Single out the lines of the material that contain "screenshot" and copy them.

START

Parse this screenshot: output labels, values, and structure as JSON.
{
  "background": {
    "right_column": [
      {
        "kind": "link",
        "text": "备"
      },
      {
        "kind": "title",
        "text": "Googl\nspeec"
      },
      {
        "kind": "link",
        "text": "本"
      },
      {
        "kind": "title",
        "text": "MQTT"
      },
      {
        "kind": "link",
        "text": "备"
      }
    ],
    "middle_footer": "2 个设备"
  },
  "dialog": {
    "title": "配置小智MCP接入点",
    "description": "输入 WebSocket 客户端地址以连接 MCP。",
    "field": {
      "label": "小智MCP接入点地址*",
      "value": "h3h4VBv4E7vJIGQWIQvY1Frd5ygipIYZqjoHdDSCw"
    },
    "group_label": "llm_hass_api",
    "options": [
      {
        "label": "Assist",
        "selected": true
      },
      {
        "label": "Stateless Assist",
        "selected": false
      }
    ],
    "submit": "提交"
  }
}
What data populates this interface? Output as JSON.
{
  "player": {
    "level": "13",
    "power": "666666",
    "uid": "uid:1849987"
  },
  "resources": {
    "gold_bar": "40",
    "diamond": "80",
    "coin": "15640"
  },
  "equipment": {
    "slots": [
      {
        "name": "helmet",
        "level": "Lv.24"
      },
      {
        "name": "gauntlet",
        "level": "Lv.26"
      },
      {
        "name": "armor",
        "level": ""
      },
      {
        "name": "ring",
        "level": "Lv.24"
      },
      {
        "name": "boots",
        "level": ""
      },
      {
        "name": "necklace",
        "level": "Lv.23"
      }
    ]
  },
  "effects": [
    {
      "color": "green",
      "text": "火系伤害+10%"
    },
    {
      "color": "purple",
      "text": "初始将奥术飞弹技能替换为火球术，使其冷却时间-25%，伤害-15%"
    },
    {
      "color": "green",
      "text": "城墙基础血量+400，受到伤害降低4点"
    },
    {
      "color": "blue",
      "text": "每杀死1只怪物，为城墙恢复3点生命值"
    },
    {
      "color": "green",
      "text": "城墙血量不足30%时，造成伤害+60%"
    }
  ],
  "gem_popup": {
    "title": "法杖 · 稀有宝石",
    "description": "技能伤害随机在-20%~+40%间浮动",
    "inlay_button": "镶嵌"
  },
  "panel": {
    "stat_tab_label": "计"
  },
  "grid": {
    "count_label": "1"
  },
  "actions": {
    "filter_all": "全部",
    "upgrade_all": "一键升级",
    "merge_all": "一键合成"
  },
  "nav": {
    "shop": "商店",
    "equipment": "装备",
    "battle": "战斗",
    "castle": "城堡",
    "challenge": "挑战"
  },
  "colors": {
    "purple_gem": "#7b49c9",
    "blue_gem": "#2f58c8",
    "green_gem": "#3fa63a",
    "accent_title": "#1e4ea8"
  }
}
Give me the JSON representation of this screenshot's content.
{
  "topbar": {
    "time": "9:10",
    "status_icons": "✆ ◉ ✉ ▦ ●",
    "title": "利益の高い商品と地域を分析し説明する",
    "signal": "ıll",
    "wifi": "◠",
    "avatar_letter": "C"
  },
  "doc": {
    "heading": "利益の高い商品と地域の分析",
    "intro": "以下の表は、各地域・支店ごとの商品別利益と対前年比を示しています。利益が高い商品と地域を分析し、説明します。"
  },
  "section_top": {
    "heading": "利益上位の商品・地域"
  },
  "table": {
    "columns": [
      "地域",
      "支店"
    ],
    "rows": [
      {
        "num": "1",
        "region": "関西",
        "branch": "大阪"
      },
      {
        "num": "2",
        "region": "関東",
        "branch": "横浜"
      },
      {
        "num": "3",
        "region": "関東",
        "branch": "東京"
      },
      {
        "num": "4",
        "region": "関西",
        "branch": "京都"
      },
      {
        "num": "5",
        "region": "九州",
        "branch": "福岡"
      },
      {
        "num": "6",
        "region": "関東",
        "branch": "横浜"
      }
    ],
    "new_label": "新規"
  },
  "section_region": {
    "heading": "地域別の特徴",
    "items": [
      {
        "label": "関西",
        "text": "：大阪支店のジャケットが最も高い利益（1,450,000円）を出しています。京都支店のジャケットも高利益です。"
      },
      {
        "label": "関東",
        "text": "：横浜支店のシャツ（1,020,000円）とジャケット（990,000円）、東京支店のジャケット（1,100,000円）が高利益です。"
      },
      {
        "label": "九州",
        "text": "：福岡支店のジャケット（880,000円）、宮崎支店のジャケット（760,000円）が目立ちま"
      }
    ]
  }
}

END

**Complete answer**.
Parse this screenshot: output labels, values, and structure as JSON.
Give me the JSON representation of this screenshot's content.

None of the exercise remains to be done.